What is needed.
From the entries below, list each line with "your".
--- Material for this exercise ---
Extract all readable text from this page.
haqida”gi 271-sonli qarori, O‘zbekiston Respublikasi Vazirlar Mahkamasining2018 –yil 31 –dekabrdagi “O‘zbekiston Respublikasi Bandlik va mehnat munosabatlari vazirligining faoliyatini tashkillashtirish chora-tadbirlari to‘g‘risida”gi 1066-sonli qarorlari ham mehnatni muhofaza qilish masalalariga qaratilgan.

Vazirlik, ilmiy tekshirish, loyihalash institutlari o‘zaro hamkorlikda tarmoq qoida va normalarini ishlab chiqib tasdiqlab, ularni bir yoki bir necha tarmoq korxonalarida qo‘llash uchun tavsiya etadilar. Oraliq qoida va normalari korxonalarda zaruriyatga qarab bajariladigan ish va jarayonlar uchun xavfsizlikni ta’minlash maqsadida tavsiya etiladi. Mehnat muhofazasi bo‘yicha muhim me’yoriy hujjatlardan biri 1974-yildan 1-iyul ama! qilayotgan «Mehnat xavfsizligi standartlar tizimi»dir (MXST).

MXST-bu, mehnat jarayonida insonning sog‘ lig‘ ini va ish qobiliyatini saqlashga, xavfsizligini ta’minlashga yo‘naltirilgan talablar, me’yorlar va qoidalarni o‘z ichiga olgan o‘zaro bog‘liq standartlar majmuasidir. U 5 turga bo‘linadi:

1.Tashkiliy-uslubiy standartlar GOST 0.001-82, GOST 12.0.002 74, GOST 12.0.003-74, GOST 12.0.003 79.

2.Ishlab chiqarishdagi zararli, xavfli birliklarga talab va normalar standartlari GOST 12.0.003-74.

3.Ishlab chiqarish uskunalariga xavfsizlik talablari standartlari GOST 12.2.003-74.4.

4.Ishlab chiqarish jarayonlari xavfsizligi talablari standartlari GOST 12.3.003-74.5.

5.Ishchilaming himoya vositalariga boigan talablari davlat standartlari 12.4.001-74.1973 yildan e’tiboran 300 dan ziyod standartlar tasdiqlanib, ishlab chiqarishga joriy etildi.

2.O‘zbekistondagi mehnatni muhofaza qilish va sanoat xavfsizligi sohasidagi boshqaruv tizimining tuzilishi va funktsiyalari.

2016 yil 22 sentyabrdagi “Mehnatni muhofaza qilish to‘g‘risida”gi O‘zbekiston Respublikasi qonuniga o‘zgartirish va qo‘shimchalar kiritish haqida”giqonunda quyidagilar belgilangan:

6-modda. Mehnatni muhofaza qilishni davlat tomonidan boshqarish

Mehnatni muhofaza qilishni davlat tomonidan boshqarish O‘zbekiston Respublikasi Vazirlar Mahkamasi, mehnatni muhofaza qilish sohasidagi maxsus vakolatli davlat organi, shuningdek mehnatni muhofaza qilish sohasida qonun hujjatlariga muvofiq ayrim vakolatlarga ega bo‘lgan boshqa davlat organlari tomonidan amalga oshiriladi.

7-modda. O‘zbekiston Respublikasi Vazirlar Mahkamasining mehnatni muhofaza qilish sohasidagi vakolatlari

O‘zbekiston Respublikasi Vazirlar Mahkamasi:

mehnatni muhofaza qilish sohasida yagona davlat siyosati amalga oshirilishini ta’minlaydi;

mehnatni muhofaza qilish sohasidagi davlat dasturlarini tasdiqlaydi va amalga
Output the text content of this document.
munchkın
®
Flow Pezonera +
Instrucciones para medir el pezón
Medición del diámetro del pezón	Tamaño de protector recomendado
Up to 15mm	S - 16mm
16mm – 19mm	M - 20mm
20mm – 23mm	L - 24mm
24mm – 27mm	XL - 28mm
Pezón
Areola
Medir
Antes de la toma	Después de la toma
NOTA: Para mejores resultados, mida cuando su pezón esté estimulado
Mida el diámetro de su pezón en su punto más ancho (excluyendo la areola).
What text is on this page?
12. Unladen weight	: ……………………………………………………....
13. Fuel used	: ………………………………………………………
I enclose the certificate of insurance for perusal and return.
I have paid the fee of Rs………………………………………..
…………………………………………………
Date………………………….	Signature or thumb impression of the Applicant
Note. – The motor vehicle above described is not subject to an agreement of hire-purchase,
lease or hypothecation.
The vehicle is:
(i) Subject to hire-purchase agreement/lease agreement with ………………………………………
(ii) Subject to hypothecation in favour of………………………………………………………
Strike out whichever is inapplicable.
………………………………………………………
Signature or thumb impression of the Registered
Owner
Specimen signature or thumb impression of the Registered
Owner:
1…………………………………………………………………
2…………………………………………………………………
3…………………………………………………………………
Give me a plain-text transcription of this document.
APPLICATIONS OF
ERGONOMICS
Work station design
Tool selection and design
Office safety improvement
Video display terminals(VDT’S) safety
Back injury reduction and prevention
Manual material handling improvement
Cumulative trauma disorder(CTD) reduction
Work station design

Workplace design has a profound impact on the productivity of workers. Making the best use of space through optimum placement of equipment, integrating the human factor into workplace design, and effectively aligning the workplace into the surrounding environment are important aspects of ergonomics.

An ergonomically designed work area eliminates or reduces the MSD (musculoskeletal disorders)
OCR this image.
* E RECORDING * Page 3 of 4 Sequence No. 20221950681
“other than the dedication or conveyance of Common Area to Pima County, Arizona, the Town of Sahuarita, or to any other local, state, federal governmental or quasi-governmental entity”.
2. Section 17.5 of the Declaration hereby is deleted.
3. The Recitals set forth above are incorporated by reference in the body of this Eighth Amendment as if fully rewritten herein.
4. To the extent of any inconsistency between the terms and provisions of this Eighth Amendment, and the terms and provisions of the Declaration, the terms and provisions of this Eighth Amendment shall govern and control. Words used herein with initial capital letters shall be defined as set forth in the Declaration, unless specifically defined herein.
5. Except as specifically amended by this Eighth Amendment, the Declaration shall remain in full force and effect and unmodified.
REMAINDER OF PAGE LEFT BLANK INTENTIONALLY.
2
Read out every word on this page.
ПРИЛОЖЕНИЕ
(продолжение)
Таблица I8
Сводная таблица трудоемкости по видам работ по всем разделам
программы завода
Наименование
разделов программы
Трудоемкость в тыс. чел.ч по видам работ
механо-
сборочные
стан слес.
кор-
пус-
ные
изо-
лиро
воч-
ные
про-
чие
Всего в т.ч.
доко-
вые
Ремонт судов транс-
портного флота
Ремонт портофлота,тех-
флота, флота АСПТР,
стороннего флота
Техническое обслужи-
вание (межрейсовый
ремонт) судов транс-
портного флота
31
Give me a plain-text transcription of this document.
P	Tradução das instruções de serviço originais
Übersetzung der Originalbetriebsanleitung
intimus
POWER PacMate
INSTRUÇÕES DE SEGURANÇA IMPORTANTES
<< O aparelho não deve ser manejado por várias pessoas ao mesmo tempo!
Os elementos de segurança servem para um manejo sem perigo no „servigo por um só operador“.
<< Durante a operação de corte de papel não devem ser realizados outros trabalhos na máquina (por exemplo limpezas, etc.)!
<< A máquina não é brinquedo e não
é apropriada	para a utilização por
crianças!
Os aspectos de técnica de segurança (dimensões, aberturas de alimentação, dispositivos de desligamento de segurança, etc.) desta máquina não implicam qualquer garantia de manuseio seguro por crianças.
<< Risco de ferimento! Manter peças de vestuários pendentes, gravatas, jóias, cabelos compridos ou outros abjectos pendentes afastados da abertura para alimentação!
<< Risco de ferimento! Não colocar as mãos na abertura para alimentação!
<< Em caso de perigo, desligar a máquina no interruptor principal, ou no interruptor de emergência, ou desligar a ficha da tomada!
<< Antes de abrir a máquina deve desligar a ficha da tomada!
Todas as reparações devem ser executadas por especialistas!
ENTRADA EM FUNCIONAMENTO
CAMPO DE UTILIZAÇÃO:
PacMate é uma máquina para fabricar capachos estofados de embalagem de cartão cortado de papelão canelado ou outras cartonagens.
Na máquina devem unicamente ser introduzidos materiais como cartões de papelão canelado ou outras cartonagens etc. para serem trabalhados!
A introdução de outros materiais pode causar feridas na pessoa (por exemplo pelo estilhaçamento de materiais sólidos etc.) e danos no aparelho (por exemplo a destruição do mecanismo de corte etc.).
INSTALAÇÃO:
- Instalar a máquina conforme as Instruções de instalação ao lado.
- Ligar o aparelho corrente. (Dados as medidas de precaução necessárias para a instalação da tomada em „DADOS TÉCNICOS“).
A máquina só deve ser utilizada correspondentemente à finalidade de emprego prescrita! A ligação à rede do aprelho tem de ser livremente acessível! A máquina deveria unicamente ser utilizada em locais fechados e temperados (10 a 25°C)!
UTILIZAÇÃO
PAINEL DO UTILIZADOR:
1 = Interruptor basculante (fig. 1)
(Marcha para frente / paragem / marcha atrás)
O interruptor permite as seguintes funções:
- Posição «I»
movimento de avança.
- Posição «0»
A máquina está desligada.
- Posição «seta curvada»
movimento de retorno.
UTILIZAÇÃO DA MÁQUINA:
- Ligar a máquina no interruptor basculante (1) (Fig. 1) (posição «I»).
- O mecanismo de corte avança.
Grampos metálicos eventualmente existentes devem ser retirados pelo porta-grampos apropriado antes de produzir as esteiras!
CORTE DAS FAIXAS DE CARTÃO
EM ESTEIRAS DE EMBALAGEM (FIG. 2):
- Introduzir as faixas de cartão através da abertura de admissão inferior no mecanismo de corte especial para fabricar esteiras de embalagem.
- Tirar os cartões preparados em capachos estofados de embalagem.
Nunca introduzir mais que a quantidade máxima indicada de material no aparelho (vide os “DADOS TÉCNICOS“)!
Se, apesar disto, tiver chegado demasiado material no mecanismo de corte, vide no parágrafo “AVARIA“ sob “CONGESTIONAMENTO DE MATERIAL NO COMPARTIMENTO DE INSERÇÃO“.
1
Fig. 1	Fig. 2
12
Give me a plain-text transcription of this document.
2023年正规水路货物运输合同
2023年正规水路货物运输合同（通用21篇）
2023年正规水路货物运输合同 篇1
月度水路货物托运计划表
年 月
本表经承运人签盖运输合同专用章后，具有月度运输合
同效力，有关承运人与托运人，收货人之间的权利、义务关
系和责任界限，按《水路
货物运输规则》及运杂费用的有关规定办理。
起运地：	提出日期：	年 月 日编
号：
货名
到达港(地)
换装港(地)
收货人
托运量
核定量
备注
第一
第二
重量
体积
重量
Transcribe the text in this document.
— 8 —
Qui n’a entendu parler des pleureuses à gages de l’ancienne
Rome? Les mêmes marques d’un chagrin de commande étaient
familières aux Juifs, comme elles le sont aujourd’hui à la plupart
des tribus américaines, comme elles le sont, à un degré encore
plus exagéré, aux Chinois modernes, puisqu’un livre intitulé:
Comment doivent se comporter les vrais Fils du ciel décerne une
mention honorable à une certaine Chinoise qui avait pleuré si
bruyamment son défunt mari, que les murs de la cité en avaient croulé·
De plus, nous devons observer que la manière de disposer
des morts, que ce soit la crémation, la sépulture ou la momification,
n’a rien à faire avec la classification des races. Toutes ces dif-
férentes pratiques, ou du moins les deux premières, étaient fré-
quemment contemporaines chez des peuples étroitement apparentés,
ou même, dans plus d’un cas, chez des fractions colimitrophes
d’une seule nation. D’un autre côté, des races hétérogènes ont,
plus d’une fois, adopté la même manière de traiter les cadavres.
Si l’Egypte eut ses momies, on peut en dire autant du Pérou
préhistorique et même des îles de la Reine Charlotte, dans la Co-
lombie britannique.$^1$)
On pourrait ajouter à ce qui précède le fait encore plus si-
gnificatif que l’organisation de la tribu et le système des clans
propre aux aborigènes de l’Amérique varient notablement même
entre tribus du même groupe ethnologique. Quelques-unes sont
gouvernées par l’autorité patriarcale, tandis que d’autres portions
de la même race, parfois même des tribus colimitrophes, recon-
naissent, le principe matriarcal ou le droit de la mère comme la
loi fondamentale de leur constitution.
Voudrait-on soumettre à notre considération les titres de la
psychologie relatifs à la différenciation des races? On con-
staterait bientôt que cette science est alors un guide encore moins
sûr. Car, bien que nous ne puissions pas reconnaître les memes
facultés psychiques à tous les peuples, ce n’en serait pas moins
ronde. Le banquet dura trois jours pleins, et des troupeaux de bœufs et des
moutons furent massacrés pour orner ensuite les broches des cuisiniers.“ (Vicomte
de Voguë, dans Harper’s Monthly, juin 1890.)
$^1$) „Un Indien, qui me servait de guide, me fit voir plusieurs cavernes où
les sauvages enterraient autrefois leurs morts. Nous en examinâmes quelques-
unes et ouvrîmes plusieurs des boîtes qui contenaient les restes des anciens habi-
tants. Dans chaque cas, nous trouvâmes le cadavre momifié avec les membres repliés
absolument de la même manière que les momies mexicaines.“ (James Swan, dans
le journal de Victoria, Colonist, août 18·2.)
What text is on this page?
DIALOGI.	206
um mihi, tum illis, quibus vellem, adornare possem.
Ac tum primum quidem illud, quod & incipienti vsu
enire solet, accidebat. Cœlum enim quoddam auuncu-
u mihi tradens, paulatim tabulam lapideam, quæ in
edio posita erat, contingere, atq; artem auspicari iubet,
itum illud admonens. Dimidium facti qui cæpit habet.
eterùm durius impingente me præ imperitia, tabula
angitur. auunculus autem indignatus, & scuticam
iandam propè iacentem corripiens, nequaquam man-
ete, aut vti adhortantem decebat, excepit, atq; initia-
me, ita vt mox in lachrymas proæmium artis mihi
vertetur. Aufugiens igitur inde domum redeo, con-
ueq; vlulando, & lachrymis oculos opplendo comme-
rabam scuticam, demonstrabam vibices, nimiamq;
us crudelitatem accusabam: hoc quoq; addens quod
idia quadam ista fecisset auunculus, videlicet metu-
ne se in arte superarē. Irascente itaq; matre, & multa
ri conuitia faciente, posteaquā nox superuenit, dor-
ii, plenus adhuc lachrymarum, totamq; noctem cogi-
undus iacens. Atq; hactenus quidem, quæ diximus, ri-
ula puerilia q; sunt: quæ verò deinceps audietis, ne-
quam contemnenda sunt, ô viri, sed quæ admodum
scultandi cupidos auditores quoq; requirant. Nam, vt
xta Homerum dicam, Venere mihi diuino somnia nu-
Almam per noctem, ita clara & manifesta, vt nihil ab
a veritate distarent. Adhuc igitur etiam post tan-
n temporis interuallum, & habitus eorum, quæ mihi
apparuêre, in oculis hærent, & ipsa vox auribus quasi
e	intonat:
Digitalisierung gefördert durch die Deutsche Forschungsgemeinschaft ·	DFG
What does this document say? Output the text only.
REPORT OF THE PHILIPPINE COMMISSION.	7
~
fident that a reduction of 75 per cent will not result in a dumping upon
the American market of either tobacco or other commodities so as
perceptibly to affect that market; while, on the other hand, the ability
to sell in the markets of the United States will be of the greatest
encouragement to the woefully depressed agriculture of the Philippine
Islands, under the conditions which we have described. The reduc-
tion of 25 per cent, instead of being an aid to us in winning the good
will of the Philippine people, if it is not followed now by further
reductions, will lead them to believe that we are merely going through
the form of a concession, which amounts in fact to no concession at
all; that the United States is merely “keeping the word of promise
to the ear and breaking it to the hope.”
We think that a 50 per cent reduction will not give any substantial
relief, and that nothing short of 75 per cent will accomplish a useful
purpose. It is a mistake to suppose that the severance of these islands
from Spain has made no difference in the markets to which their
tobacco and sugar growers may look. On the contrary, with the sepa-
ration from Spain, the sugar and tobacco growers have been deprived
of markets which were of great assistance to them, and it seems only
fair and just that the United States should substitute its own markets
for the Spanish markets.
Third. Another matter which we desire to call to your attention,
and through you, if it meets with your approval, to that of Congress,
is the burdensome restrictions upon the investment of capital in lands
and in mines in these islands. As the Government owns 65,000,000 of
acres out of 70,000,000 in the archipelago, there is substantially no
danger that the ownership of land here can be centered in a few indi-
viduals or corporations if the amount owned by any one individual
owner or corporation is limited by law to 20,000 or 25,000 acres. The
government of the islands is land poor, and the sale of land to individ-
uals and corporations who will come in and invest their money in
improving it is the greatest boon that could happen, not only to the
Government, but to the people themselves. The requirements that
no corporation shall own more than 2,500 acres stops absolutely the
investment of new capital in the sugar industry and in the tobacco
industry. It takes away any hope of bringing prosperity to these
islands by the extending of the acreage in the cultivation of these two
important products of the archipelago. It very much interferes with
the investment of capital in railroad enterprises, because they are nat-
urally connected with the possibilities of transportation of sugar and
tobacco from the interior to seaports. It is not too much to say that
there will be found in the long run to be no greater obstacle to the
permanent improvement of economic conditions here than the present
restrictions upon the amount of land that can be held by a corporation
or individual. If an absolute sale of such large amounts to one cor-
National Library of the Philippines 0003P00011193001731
---
Result below.
Third. Another matter which we desire to call to your attention,
and through you, if it meets with your approval, to that of Congress,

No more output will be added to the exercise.